(Collection entries)
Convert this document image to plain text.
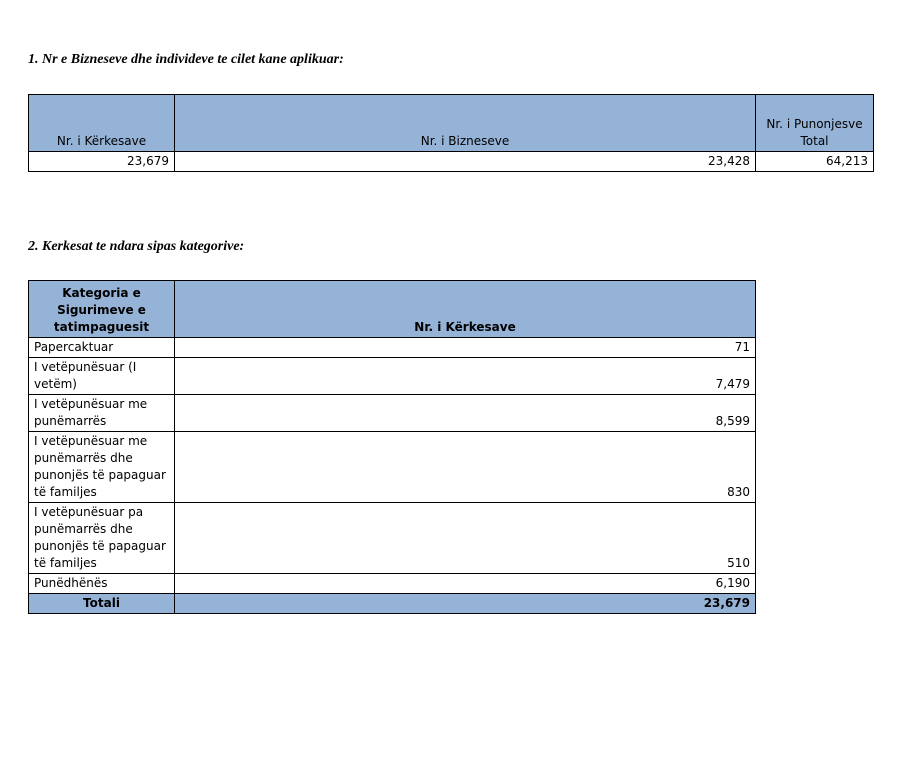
1. Nr e Bizneseve dhe individeve te cilet kane aplikuar:
Nr. i Kërkesave	Nr. i Bizneseve	Nr. i Punonjesve Total
23,679	23,428	64,213
2. Kerkesat te ndara sipas kategorive:
Kategoria e Sigurimeve e tatimpaguesit	Nr. i Kërkesave
Papercaktuar	71
I vetëpunësuar (I vetëm)	7,479
I vetëpunësuar me punëmarrës	8,599
I vetëpunësuar me punëmarrës dhe punonjës të papaguar të familjes	830
I vetëpunësuar pa punëmarrës dhe punonjës të papaguar të familjes	510
Punëdhënës	6,190
Totali	23,679
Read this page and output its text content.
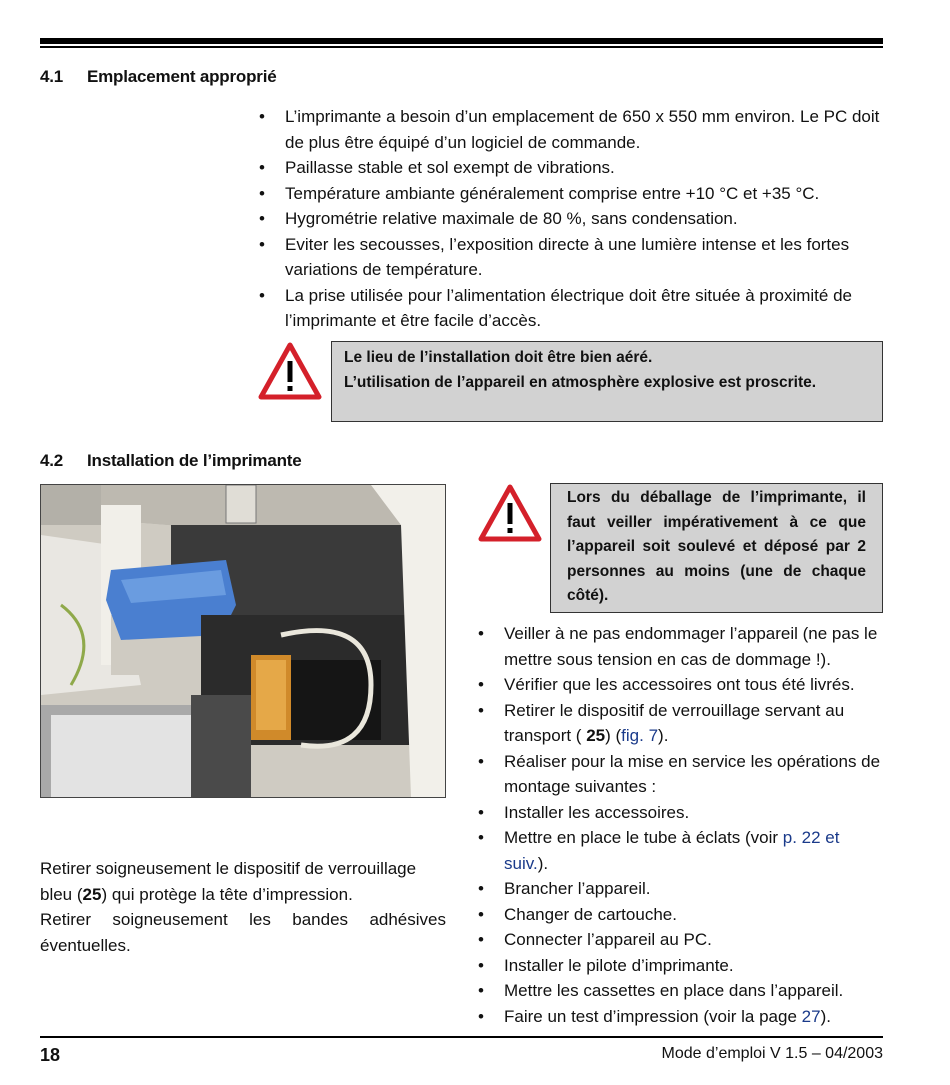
4.1 Emplacement approprié
• L’imprimante a besoin d’un emplacement de 650 x 550 mm environ. Le PC doit de plus être équipé d’un logiciel de commande.
• Paillasse stable et sol exempt de vibrations.
• Température ambiante généralement comprise entre +10 °C et +35 °C.
• Hygrométrie relative maximale de 80 %, sans condensation.
• Eviter les secousses, l’exposition directe à une lumière intense et les fortes variations de température.
• La prise utilisée pour l’alimentation électrique doit être située à proximité de l’imprimante et être facile d’accès.
Le lieu de l’installation doit être bien aéré.
L’utilisation de l’appareil en atmosphère explosive est proscrite.
4.2 Installation de l’imprimante
Retirer soigneusement le dispositif de verrouillage bleu (25) qui protège la tête d’impression.
Retirer soigneusement les bandes adhésives éventuelles.
Lors du déballage de l’imprimante, il faut veiller impérativement à ce que l’appareil soit soulevé et déposé par 2 personnes au moins (une de chaque côté).
• Veiller à ne pas endommager l’appareil (ne pas le mettre sous tension en cas de dommage !).
• Vérifier que les accessoires ont tous été livrés.
• Retirer le dispositif de verrouillage servant au transport ( 25) (fig. 7).
• Réaliser pour la mise en service les opérations de montage suivantes :
• Installer les accessoires.
• Mettre en place le tube à éclats (voir p. 22 et suiv.).
• Brancher l’appareil.
• Changer de cartouche.
• Connecter l’appareil au PC.
• Installer le pilote d’imprimante.
• Mettre les cassettes en place dans l’appareil.
• Faire un test d’impression (voir la page 27).
18	Mode d’emploi V 1.5 – 04/2003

- EXERCISE PROMPT:
Return the listing above in full and without alteration, excluding its pictures.

- THE ANSWER:
Convert this document image to plain text.
1. Nr e Bizneseve dhe individeve te cilet kane aplikuar:
Nr. i Kërkesave	Nr. i Bizneseve	Nr. i Punonjesve Total
23,679	23,428	64,213
2. Kerkesat te ndara sipas kategorive:
Kategoria e Sigurimeve e tatimpaguesit	Nr. i Kërkesave
Papercaktuar	71
I vetëpunësuar (I vetëm)	7,479
I vetëpunësuar me punëmarrës	8,599
I vetëpunësuar me punëmarrës dhe punonjës të papaguar të familjes	830
I vetëpunësuar pa punëmarrës dhe punonjës të papaguar të familjes	510
Punëdhënës	6,190
Totali	23,679
Read this page and output its text content.
4.1 Emplacement approprié
• L’imprimante a besoin d’un emplacement de 650 x 550 mm environ. Le PC doit de plus être équipé d’un logiciel de commande.
• Paillasse stable et sol exempt de vibrations.
• Température ambiante généralement comprise entre +10 °C et +35 °C.
• Hygrométrie relative maximale de 80 %, sans condensation.
• Eviter les secousses, l’exposition directe à une lumière intense et les fortes variations de température.
• La prise utilisée pour l’alimentation électrique doit être située à proximité de l’imprimante et être facile d’accès.
Le lieu de l’installation doit être bien aéré.
L’utilisation de l’appareil en atmosphère explosive est proscrite.
4.2 Installation de l’imprimante
Retirer soigneusement le dispositif de verrouillage bleu (25) qui protège la tête d’impression.
Retirer soigneusement les bandes adhésives éventuelles.
Lors du déballage de l’imprimante, il faut veiller impérativement à ce que l’appareil soit soulevé et déposé par 2 personnes au moins (une de chaque côté).
• Veiller à ne pas endommager l’appareil (ne pas le mettre sous tension en cas de dommage !).
• Vérifier que les accessoires ont tous été livrés.
• Retirer le dispositif de verrouillage servant au transport ( 25) (fig. 7).
• Réaliser pour la mise en service les opérations de montage suivantes :
• Installer les accessoires.
• Mettre en place le tube à éclats (voir p. 22 et suiv.).
• Brancher l’appareil.
• Changer de cartouche.
• Connecter l’appareil au PC.
• Installer le pilote d’imprimante.
• Mettre les cassettes en place dans l’appareil.
• Faire un test d’impression (voir la page 27).
18	Mode d’emploi V 1.5 – 04/2003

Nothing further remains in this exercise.